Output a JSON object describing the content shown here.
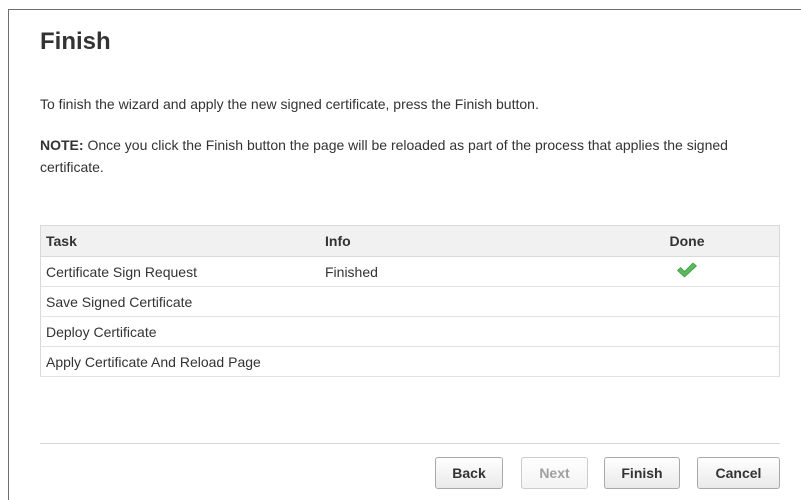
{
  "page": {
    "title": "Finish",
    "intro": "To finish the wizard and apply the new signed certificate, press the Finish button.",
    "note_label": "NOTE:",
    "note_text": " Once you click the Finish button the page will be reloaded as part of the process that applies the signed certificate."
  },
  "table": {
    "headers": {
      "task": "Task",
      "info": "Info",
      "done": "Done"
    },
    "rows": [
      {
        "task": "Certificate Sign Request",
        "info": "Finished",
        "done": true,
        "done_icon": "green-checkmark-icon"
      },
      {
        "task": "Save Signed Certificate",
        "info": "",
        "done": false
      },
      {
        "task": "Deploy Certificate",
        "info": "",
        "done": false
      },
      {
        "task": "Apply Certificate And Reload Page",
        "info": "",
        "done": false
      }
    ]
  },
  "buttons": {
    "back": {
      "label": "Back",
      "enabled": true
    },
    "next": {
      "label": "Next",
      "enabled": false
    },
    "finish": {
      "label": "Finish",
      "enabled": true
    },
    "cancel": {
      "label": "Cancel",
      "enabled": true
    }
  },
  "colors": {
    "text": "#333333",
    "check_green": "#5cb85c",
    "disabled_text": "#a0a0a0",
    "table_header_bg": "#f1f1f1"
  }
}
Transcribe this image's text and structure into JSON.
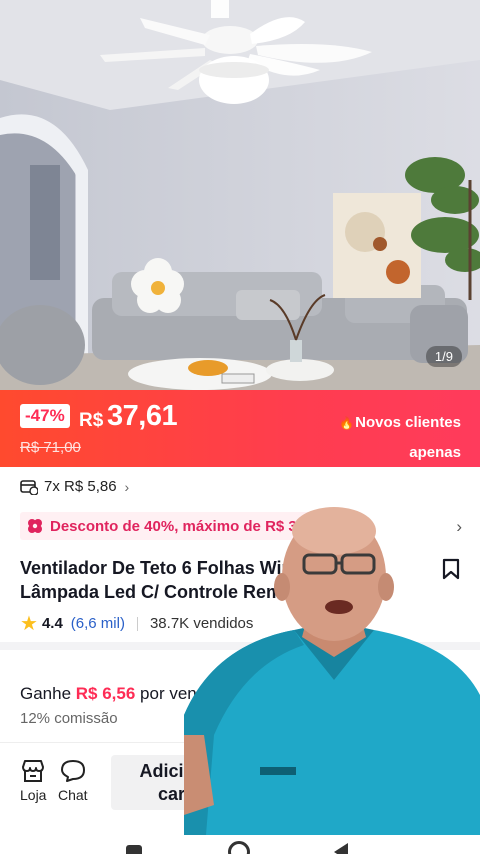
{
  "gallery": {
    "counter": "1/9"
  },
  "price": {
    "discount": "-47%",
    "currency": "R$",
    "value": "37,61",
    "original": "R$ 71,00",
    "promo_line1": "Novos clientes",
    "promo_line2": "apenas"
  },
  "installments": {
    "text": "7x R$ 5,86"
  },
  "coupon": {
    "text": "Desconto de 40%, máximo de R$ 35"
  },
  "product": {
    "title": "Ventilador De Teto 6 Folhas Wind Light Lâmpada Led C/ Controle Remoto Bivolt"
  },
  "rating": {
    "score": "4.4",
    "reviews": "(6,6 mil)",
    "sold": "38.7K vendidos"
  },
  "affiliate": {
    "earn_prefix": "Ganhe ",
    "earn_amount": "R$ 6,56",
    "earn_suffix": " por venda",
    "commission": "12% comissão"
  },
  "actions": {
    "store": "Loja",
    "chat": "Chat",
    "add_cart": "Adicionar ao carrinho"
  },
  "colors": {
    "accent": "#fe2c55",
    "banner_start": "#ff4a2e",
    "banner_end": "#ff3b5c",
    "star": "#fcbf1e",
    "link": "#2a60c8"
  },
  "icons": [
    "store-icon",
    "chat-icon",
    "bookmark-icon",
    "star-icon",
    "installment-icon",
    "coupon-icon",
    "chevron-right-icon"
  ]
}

Stated exercise –
Repeat all of the records verbatim, leaving out the pictures.

Full answer –
Output a JSON object describing the content shown here.
{
  "page": {
    "title": "Finish",
    "intro": "To finish the wizard and apply the new signed certificate, press the Finish button.",
    "note_label": "NOTE:",
    "note_text": " Once you click the Finish button the page will be reloaded as part of the process that applies the signed certificate."
  },
  "table": {
    "headers": {
      "task": "Task",
      "info": "Info",
      "done": "Done"
    },
    "rows": [
      {
        "task": "Certificate Sign Request",
        "info": "Finished",
        "done": true,
        "done_icon": "green-checkmark-icon"
      },
      {
        "task": "Save Signed Certificate",
        "info": "",
        "done": false
      },
      {
        "task": "Deploy Certificate",
        "info": "",
        "done": false
      },
      {
        "task": "Apply Certificate And Reload Page",
        "info": "",
        "done": false
      }
    ]
  },
  "buttons": {
    "back": {
      "label": "Back",
      "enabled": true
    },
    "next": {
      "label": "Next",
      "enabled": false
    },
    "finish": {
      "label": "Finish",
      "enabled": true
    },
    "cancel": {
      "label": "Cancel",
      "enabled": true
    }
  },
  "colors": {
    "text": "#333333",
    "check_green": "#5cb85c",
    "disabled_text": "#a0a0a0",
    "table_header_bg": "#f1f1f1"
  }
}
Transcribe this image's text and structure into JSON.
{
  "gallery": {
    "counter": "1/9"
  },
  "price": {
    "discount": "-47%",
    "currency": "R$",
    "value": "37,61",
    "original": "R$ 71,00",
    "promo_line1": "Novos clientes",
    "promo_line2": "apenas"
  },
  "installments": {
    "text": "7x R$ 5,86"
  },
  "coupon": {
    "text": "Desconto de 40%, máximo de R$ 35"
  },
  "product": {
    "title": "Ventilador De Teto 6 Folhas Wind Light Lâmpada Led C/ Controle Remoto Bivolt"
  },
  "rating": {
    "score": "4.4",
    "reviews": "(6,6 mil)",
    "sold": "38.7K vendidos"
  },
  "affiliate": {
    "earn_prefix": "Ganhe ",
    "earn_amount": "R$ 6,56",
    "earn_suffix": " por venda",
    "commission": "12% comissão"
  },
  "actions": {
    "store": "Loja",
    "chat": "Chat",
    "add_cart": "Adicionar ao carrinho"
  },
  "colors": {
    "accent": "#fe2c55",
    "banner_start": "#ff4a2e",
    "banner_end": "#ff3b5c",
    "star": "#fcbf1e",
    "link": "#2a60c8"
  },
  "icons": [
    "store-icon",
    "chat-icon",
    "bookmark-icon",
    "star-icon",
    "installment-icon",
    "coupon-icon",
    "chevron-right-icon"
  ]
}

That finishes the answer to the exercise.